*** Block opens ***

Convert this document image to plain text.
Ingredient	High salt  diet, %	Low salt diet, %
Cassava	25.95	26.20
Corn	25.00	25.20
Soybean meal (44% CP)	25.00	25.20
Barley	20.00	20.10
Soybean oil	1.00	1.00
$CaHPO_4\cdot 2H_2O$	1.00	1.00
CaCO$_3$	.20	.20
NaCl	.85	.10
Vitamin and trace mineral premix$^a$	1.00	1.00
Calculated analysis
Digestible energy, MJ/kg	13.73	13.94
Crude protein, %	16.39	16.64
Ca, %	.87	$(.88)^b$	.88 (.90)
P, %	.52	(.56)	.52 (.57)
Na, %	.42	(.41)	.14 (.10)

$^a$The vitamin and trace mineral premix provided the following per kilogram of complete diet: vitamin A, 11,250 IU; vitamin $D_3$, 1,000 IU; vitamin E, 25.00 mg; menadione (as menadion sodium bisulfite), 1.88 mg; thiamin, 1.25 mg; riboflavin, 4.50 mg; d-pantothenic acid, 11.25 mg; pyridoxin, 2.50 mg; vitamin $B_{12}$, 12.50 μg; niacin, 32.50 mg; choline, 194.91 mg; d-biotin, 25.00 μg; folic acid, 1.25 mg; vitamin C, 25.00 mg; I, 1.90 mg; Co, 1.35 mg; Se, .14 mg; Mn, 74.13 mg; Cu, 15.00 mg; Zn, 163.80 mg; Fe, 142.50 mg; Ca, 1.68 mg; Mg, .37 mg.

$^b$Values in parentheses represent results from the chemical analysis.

*** Block closes ***

PROBLEM STATEMENT: Show the lines of the data that hold the word "trace".

SOLUTION FOR THIS PROBLEM:
Vitamin and trace mineral premix$^a$	1.00	1.00
$^a$The vitamin and trace mineral premix provided the following per kilogram of complete diet: vitamin A, 11,250 IU; vitamin $D_3$, 1,000 IU; vitamin E, 25.00 mg; menadione (as menadion sodium bisulfite), 1.88 mg; thiamin, 1.25 mg; riboflavin, 4.50 mg; d-pantothenic acid, 11.25 mg; pyridoxin, 2.50 mg; vitamin $B_{12}$, 12.50 μg; niacin, 32.50 mg; choline, 194.91 mg; d-biotin, 25.00 μg; folic acid, 1.25 mg; vitamin C, 25.00 mg; I, 1.90 mg; Co, 1.35 mg; Se, .14 mg; Mn, 74.13 mg; Cu, 15.00 mg; Zn, 163.80 mg; Fe, 142.50 mg; Ca, 1.68 mg; Mg, .37 mg.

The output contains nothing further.